REQUIRED WORK: Retype every entry word for word.

(Collected data)
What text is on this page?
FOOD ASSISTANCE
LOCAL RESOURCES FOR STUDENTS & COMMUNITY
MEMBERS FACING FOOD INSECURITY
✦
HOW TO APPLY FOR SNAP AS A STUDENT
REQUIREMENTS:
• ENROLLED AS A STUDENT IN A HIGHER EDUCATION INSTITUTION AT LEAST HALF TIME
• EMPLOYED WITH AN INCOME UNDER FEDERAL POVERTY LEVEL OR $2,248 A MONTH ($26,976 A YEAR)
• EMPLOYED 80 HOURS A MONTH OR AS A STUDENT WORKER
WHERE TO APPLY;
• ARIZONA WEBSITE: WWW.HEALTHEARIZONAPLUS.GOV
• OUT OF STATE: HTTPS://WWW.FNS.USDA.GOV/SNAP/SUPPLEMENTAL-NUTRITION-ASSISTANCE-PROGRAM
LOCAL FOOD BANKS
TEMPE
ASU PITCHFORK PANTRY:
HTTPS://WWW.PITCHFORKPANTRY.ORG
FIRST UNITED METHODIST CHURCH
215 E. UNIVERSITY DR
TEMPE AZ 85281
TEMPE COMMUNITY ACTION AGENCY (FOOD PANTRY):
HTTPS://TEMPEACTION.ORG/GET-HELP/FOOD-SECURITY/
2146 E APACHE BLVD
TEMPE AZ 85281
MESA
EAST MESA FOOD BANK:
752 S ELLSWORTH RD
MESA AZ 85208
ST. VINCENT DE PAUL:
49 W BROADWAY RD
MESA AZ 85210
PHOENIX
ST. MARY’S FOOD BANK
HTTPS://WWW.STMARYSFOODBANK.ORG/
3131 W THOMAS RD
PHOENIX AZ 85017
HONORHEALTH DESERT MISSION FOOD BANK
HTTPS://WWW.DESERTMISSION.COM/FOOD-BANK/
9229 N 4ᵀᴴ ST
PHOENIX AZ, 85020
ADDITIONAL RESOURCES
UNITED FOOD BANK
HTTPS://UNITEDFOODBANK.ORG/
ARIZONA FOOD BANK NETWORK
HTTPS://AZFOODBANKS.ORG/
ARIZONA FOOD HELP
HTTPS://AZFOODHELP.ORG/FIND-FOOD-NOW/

CORRECT RESPONSE:
What text is on this page?
FOOD ASSISTANCE
LOCAL RESOURCES FOR STUDENTS & COMMUNITY
MEMBERS FACING FOOD INSECURITY
✦
HOW TO APPLY FOR SNAP AS A STUDENT
REQUIREMENTS:
• ENROLLED AS A STUDENT IN A HIGHER EDUCATION INSTITUTION AT LEAST HALF TIME
• EMPLOYED WITH AN INCOME UNDER FEDERAL POVERTY LEVEL OR $2,248 A MONTH ($26,976 A YEAR)
• EMPLOYED 80 HOURS A MONTH OR AS A STUDENT WORKER
WHERE TO APPLY;
• ARIZONA WEBSITE: WWW.HEALTHEARIZONAPLUS.GOV
• OUT OF STATE: HTTPS://WWW.FNS.USDA.GOV/SNAP/SUPPLEMENTAL-NUTRITION-ASSISTANCE-PROGRAM
LOCAL FOOD BANKS
TEMPE
ASU PITCHFORK PANTRY:
HTTPS://WWW.PITCHFORKPANTRY.ORG
FIRST UNITED METHODIST CHURCH
215 E. UNIVERSITY DR
TEMPE AZ 85281
TEMPE COMMUNITY ACTION AGENCY (FOOD PANTRY):
HTTPS://TEMPEACTION.ORG/GET-HELP/FOOD-SECURITY/
2146 E APACHE BLVD
TEMPE AZ 85281
MESA
EAST MESA FOOD BANK:
752 S ELLSWORTH RD
MESA AZ 85208
ST. VINCENT DE PAUL:
49 W BROADWAY RD
MESA AZ 85210
PHOENIX
ST. MARY’S FOOD BANK
HTTPS://WWW.STMARYSFOODBANK.ORG/
3131 W THOMAS RD
PHOENIX AZ 85017
HONORHEALTH DESERT MISSION FOOD BANK
HTTPS://WWW.DESERTMISSION.COM/FOOD-BANK/
9229 N 4ᵀᴴ ST
PHOENIX AZ, 85020
ADDITIONAL RESOURCES
UNITED FOOD BANK
HTTPS://UNITEDFOODBANK.ORG/
ARIZONA FOOD BANK NETWORK
HTTPS://AZFOODBANKS.ORG/
ARIZONA FOOD HELP
HTTPS://AZFOODHELP.ORG/FIND-FOOD-NOW/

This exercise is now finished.